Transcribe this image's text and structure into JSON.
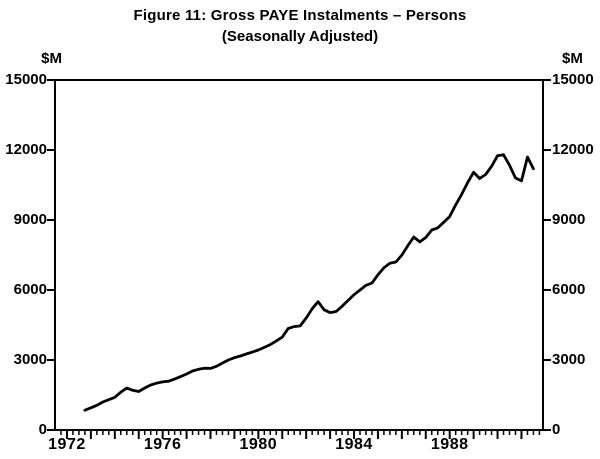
{
  "chart_data": {
    "type": "line",
    "title": "Figure 11: Gross PAYE Instalments – Persons",
    "subtitle": "(Seasonally Adjusted)",
    "y_unit": "$M",
    "xlim": [
      1971.5,
      1991.9
    ],
    "ylim": [
      0,
      15000
    ],
    "grid": false,
    "legend_position": "none",
    "ytick_values": [
      0,
      3000,
      6000,
      9000,
      12000,
      15000
    ],
    "xtick_labeled": [
      1972,
      1976,
      1980,
      1984,
      1988
    ],
    "xtick_minor_step": 0.25,
    "series": [
      {
        "name": "Gross PAYE instalments – persons (seasonally adjusted, $M)",
        "x": [
          1972.75,
          1973.0,
          1973.25,
          1973.5,
          1973.75,
          1974.0,
          1974.25,
          1974.5,
          1974.75,
          1975.0,
          1975.25,
          1975.5,
          1975.75,
          1976.0,
          1976.25,
          1976.5,
          1976.75,
          1977.0,
          1977.25,
          1977.5,
          1977.75,
          1978.0,
          1978.25,
          1978.5,
          1978.75,
          1979.0,
          1979.25,
          1979.5,
          1979.75,
          1980.0,
          1980.25,
          1980.5,
          1980.75,
          1981.0,
          1981.25,
          1981.5,
          1981.75,
          1982.0,
          1982.25,
          1982.5,
          1982.75,
          1983.0,
          1983.25,
          1983.5,
          1983.75,
          1984.0,
          1984.25,
          1984.5,
          1984.75,
          1985.0,
          1985.25,
          1985.5,
          1985.75,
          1986.0,
          1986.25,
          1986.5,
          1986.75,
          1987.0,
          1987.25,
          1987.5,
          1987.75,
          1988.0,
          1988.25,
          1988.5,
          1988.75,
          1989.0,
          1989.25,
          1989.5,
          1989.75,
          1990.0,
          1990.25,
          1990.5,
          1990.75,
          1991.0,
          1991.25,
          1991.5
        ],
        "values": [
          850,
          950,
          1060,
          1200,
          1300,
          1400,
          1620,
          1800,
          1700,
          1650,
          1800,
          1930,
          2010,
          2060,
          2090,
          2180,
          2290,
          2400,
          2530,
          2600,
          2650,
          2640,
          2730,
          2870,
          3000,
          3100,
          3170,
          3260,
          3340,
          3430,
          3540,
          3660,
          3820,
          3980,
          4350,
          4430,
          4460,
          4800,
          5200,
          5500,
          5150,
          5030,
          5080,
          5300,
          5550,
          5800,
          6000,
          6200,
          6300,
          6650,
          6950,
          7150,
          7200,
          7500,
          7900,
          8270,
          8060,
          8250,
          8570,
          8660,
          8900,
          9150,
          9650,
          10100,
          10600,
          11050,
          10780,
          10950,
          11300,
          11750,
          11800,
          11350,
          10800,
          10680,
          11700,
          11200
        ]
      }
    ]
  }
}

****************************************

■ Task goal:
Tally the lines of the data that hold the string "Gross". Answer with the number and nothing more.

■ Result of this task:
2